# THE PROBLEM
Make an exact copy of all the records.

Dataset rows
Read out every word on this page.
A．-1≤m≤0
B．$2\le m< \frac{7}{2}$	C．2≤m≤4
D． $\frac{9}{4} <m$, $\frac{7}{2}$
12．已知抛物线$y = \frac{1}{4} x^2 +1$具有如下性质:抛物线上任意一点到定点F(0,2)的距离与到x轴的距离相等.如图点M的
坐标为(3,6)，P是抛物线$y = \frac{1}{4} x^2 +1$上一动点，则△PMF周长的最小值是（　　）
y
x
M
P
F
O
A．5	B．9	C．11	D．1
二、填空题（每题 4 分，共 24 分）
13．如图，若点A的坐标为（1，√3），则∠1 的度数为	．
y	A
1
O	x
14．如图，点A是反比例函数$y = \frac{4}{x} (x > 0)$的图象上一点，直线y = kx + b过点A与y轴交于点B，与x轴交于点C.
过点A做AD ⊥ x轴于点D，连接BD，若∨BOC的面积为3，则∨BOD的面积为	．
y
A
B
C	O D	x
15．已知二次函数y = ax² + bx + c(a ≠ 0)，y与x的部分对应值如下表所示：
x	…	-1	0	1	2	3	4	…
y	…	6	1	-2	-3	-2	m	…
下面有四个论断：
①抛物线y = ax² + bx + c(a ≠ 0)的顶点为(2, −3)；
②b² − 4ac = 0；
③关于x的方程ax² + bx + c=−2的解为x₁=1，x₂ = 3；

# FINISHED ANSWER
Read out every word on this page.
A．-1≤m≤0
B．$2\le m< \frac{7}{2}$	C．2≤m≤4
D． $\frac{9}{4} <m$, $\frac{7}{2}$
12．已知抛物线$y = \frac{1}{4} x^2 +1$具有如下性质:抛物线上任意一点到定点F(0,2)的距离与到x轴的距离相等.如图点M的
坐标为(3,6)，P是抛物线$y = \frac{1}{4} x^2 +1$上一动点，则△PMF周长的最小值是（　　）
y
x
M
P
F
O
A．5	B．9	C．11	D．1
二、填空题（每题 4 分，共 24 分）
13．如图，若点A的坐标为（1，√3），则∠1 的度数为	．
y	A
1
O	x
14．如图，点A是反比例函数$y = \frac{4}{x} (x > 0)$的图象上一点，直线y = kx + b过点A与y轴交于点B，与x轴交于点C.
过点A做AD ⊥ x轴于点D，连接BD，若∨BOC的面积为3，则∨BOD的面积为	．
y
A
B
C	O D	x
15．已知二次函数y = ax² + bx + c(a ≠ 0)，y与x的部分对应值如下表所示：
x	…	-1	0	1	2	3	4	…
y	…	6	1	-2	-3	-2	m	…
下面有四个论断：
①抛物线y = ax² + bx + c(a ≠ 0)的顶点为(2, −3)；
②b² − 4ac = 0；
③关于x的方程ax² + bx + c=−2的解为x₁=1，x₂ = 3；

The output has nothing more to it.